## WORK INSTRUCTIONS:
Write out every entry precisely as given, leaving the pictures out.

Stored data entries
════════

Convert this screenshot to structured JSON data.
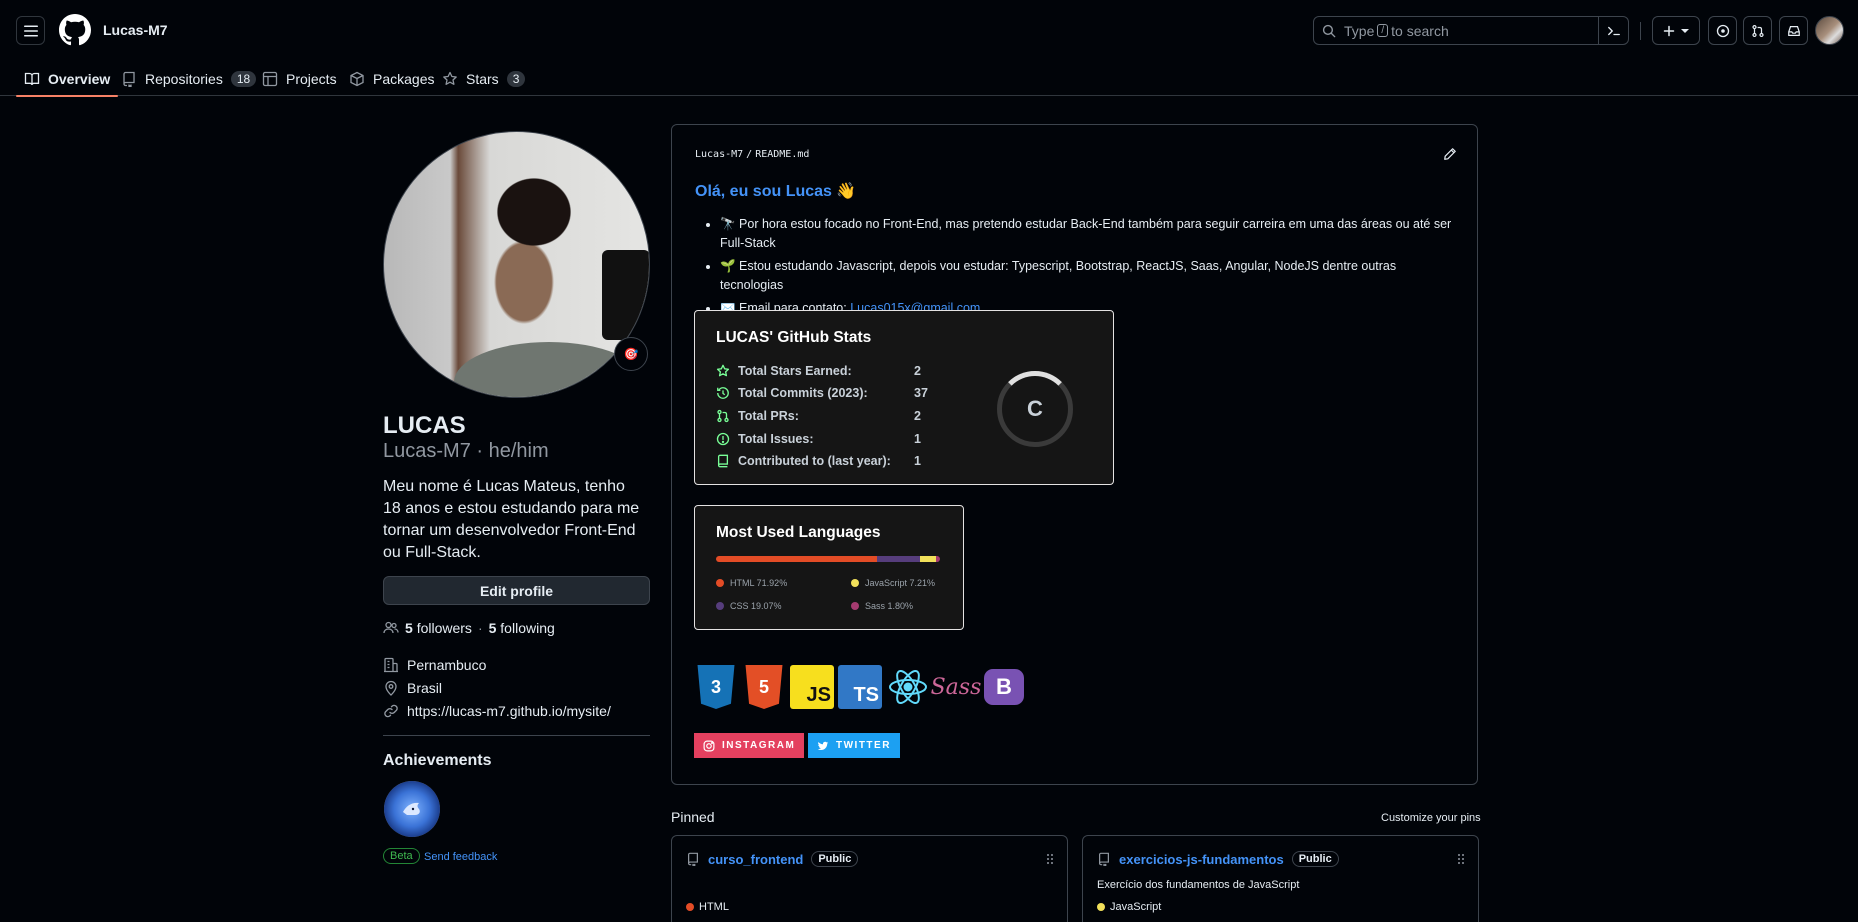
{
  "header": {
    "username": "Lucas-M7",
    "search_placeholder_pre": "Type",
    "search_key": "/",
    "search_placeholder_post": "to search"
  },
  "tabs": [
    {
      "label": "Overview"
    },
    {
      "label": "Repositories",
      "count": "18"
    },
    {
      "label": "Projects"
    },
    {
      "label": "Packages"
    },
    {
      "label": "Stars",
      "count": "3"
    }
  ],
  "profile": {
    "name": "LUCAS",
    "login": "Lucas-M7 · he/him",
    "bio": "Meu nome é Lucas Mateus, tenho 18 anos e estou estudando para me tornar um desenvolvedor Front-End ou Full-Stack.",
    "edit_label": "Edit profile",
    "followers": "5",
    "followers_label": "followers",
    "following": "5",
    "following_label": "following",
    "company": "Pernambuco",
    "location": "Brasil",
    "website": "https://lucas-m7.github.io/mysite/",
    "achievements_title": "Achievements",
    "beta": "Beta",
    "feedback": "Send feedback"
  },
  "readme": {
    "path_user": "Lucas-M7",
    "path_sep": "/",
    "path_file": "README.md",
    "greeting": "Olá, eu sou Lucas 👋",
    "bullets": [
      "🔭 Por hora estou focado no Front-End, mas pretendo estudar Back-End também para seguir carreira em uma das áreas ou até ser Full-Stack",
      "🌱 Estou estudando Javascript, depois vou estudar: Typescript, Bootstrap, ReactJS, Saas, Angular, NodeJS dentre outras tecnologias"
    ],
    "email_prefix": "✉️ Email para contato:",
    "email": "Lucas015x@gmail.com",
    "stats": {
      "title": "LUCAS' GitHub Stats",
      "rows": [
        {
          "label": "Total Stars Earned:",
          "value": "2"
        },
        {
          "label": "Total Commits (2023):",
          "value": "37"
        },
        {
          "label": "Total PRs:",
          "value": "2"
        },
        {
          "label": "Total Issues:",
          "value": "1"
        },
        {
          "label": "Contributed to (last year):",
          "value": "1"
        }
      ],
      "rank": "C"
    },
    "languages": {
      "title": "Most Used Languages",
      "items": [
        {
          "label": "HTML 71.92%",
          "percent": 71.92,
          "color": "#e34c26"
        },
        {
          "label": "CSS 19.07%",
          "percent": 19.07,
          "color": "#563d7c"
        },
        {
          "label": "JavaScript 7.21%",
          "percent": 7.21,
          "color": "#f1e05a"
        },
        {
          "label": "Sass 1.80%",
          "percent": 1.8,
          "color": "#a53b70"
        }
      ]
    },
    "skills": [
      "CSS3",
      "HTML5",
      "JS",
      "TS",
      "React",
      "Sass",
      "B"
    ],
    "instagram": "INSTAGRAM",
    "twitter": "TWITTER"
  },
  "pinned": {
    "title": "Pinned",
    "customize": "Customize your pins",
    "repos": [
      {
        "name": "curso_frontend",
        "visibility": "Public",
        "description": "",
        "language": "HTML",
        "color": "#e34c26"
      },
      {
        "name": "exercicios-js-fundamentos",
        "visibility": "Public",
        "description": "Exercício dos fundamentos de JavaScript",
        "language": "JavaScript",
        "color": "#f1e05a"
      }
    ]
  }
}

════════

## SOLVED PROBLEM:
Convert this screenshot to structured JSON data.
{
  "header": {
    "username": "Lucas-M7",
    "search_placeholder_pre": "Type",
    "search_key": "/",
    "search_placeholder_post": "to search"
  },
  "tabs": [
    {
      "label": "Overview"
    },
    {
      "label": "Repositories",
      "count": "18"
    },
    {
      "label": "Projects"
    },
    {
      "label": "Packages"
    },
    {
      "label": "Stars",
      "count": "3"
    }
  ],
  "profile": {
    "name": "LUCAS",
    "login": "Lucas-M7 · he/him",
    "bio": "Meu nome é Lucas Mateus, tenho 18 anos e estou estudando para me tornar um desenvolvedor Front-End ou Full-Stack.",
    "edit_label": "Edit profile",
    "followers": "5",
    "followers_label": "followers",
    "following": "5",
    "following_label": "following",
    "company": "Pernambuco",
    "location": "Brasil",
    "website": "https://lucas-m7.github.io/mysite/",
    "achievements_title": "Achievements",
    "beta": "Beta",
    "feedback": "Send feedback"
  },
  "readme": {
    "path_user": "Lucas-M7",
    "path_sep": "/",
    "path_file": "README.md",
    "greeting": "Olá, eu sou Lucas 👋",
    "bullets": [
      "🔭 Por hora estou focado no Front-End, mas pretendo estudar Back-End também para seguir carreira em uma das áreas ou até ser Full-Stack",
      "🌱 Estou estudando Javascript, depois vou estudar: Typescript, Bootstrap, ReactJS, Saas, Angular, NodeJS dentre outras tecnologias"
    ],
    "email_prefix": "✉️ Email para contato:",
    "email": "Lucas015x@gmail.com",
    "stats": {
      "title": "LUCAS' GitHub Stats",
      "rows": [
        {
          "label": "Total Stars Earned:",
          "value": "2"
        },
        {
          "label": "Total Commits (2023):",
          "value": "37"
        },
        {
          "label": "Total PRs:",
          "value": "2"
        },
        {
          "label": "Total Issues:",
          "value": "1"
        },
        {
          "label": "Contributed to (last year):",
          "value": "1"
        }
      ],
      "rank": "C"
    },
    "languages": {
      "title": "Most Used Languages",
      "items": [
        {
          "label": "HTML 71.92%",
          "percent": 71.92,
          "color": "#e34c26"
        },
        {
          "label": "CSS 19.07%",
          "percent": 19.07,
          "color": "#563d7c"
        },
        {
          "label": "JavaScript 7.21%",
          "percent": 7.21,
          "color": "#f1e05a"
        },
        {
          "label": "Sass 1.80%",
          "percent": 1.8,
          "color": "#a53b70"
        }
      ]
    },
    "skills": [
      "CSS3",
      "HTML5",
      "JS",
      "TS",
      "React",
      "Sass",
      "B"
    ],
    "instagram": "INSTAGRAM",
    "twitter": "TWITTER"
  },
  "pinned": {
    "title": "Pinned",
    "customize": "Customize your pins",
    "repos": [
      {
        "name": "curso_frontend",
        "visibility": "Public",
        "description": "",
        "language": "HTML",
        "color": "#e34c26"
      },
      {
        "name": "exercicios-js-fundamentos",
        "visibility": "Public",
        "description": "Exercício dos fundamentos de JavaScript",
        "language": "JavaScript",
        "color": "#f1e05a"
      }
    ]
  }
}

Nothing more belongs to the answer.